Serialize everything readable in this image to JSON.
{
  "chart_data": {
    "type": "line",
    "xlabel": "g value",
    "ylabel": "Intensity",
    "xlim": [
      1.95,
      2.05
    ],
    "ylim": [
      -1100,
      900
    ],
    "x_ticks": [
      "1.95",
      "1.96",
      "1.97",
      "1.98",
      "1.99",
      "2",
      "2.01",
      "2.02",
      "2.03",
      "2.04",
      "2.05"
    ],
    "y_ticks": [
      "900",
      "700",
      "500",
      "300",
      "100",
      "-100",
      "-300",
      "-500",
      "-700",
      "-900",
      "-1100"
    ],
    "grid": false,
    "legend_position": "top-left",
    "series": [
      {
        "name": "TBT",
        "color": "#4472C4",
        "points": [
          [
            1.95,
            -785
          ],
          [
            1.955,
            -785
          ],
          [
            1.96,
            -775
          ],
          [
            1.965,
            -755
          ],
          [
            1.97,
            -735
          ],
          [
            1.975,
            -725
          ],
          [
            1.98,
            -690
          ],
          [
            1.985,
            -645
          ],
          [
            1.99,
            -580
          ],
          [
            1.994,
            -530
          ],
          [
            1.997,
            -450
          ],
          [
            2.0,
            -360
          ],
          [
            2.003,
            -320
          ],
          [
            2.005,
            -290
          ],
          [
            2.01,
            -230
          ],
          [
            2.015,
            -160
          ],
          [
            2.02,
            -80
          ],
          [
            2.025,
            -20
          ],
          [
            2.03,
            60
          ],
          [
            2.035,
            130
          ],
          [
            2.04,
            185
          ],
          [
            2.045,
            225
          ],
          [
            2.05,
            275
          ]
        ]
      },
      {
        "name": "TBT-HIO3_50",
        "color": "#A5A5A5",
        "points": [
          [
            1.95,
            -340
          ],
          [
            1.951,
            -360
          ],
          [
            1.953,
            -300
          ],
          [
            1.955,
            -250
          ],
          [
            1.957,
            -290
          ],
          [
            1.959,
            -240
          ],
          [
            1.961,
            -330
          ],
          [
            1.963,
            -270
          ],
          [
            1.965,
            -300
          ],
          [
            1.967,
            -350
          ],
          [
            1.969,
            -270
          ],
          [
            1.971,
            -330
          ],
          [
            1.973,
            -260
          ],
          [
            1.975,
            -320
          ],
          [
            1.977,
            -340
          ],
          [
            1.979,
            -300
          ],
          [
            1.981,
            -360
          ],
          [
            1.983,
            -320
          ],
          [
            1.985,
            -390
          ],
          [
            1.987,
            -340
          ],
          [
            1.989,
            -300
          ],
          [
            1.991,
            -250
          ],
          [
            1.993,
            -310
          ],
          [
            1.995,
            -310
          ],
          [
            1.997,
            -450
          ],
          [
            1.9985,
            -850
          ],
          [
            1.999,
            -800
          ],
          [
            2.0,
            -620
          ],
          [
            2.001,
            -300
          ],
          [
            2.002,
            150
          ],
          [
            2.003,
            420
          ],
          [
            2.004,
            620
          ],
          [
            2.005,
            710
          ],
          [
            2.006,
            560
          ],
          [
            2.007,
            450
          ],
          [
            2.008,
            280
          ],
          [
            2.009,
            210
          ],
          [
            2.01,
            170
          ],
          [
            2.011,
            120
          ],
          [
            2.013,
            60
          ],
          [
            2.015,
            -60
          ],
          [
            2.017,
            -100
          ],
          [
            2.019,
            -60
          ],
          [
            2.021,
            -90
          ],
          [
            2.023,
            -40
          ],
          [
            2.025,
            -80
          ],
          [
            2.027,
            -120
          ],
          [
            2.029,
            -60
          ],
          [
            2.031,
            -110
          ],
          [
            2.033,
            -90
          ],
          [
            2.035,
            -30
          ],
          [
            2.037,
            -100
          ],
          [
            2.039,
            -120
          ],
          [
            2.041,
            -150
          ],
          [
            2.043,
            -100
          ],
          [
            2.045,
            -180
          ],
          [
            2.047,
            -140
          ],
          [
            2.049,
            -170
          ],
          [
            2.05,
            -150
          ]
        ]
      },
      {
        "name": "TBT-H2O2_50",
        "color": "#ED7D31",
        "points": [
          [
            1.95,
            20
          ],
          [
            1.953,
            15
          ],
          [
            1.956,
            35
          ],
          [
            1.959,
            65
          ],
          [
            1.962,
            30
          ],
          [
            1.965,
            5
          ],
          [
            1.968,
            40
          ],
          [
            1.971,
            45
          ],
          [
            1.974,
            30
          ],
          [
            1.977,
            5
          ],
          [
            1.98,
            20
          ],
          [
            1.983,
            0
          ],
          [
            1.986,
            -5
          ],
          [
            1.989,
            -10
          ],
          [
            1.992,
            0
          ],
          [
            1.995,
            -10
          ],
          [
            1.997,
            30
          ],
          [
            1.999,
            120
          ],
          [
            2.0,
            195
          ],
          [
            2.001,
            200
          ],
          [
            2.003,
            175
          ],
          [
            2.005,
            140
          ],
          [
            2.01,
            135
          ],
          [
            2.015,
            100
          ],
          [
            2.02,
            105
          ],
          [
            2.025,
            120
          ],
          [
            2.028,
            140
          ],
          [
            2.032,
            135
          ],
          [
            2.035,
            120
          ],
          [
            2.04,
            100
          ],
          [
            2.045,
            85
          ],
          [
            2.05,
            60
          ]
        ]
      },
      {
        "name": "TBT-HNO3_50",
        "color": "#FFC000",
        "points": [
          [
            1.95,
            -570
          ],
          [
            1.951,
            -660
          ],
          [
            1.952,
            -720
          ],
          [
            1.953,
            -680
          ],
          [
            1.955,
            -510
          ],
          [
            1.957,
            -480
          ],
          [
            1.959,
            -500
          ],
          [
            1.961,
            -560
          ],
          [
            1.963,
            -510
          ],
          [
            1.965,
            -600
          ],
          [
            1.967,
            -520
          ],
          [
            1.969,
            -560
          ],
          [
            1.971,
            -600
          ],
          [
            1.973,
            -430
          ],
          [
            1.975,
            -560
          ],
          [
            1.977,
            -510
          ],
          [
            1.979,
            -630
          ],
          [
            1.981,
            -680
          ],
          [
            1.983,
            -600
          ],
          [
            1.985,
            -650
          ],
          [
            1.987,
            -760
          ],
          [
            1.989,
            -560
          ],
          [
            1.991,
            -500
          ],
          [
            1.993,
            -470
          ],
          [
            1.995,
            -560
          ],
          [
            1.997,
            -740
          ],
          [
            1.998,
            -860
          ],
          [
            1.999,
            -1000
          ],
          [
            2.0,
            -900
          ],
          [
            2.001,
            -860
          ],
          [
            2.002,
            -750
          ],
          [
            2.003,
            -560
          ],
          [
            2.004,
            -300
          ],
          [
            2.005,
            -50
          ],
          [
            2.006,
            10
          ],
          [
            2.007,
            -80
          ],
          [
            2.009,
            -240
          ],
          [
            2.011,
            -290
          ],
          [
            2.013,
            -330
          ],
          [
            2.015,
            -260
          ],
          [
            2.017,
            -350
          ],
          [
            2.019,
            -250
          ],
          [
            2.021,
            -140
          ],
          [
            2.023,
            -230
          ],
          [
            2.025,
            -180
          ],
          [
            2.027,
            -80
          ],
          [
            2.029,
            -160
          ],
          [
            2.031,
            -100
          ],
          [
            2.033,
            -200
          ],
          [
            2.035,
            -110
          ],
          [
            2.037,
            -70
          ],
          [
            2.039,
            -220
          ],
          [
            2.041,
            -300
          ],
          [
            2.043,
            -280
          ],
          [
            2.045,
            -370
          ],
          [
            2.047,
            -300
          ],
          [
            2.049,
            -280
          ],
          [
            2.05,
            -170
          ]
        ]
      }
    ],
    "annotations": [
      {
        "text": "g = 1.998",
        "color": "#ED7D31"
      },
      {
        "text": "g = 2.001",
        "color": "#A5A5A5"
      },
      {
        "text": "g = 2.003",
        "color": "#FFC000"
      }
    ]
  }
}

──────

◆ WHAT THE EXERCISE ASKS: Look through the listing and extract every line with "color" in it.

◆ FULL SOLUTION:
        "color": "#4472C4",
        "color": "#A5A5A5",
        "color": "#ED7D31",
        "color": "#FFC000",
        "color": "#ED7D31"
        "color": "#A5A5A5"
        "color": "#FFC000"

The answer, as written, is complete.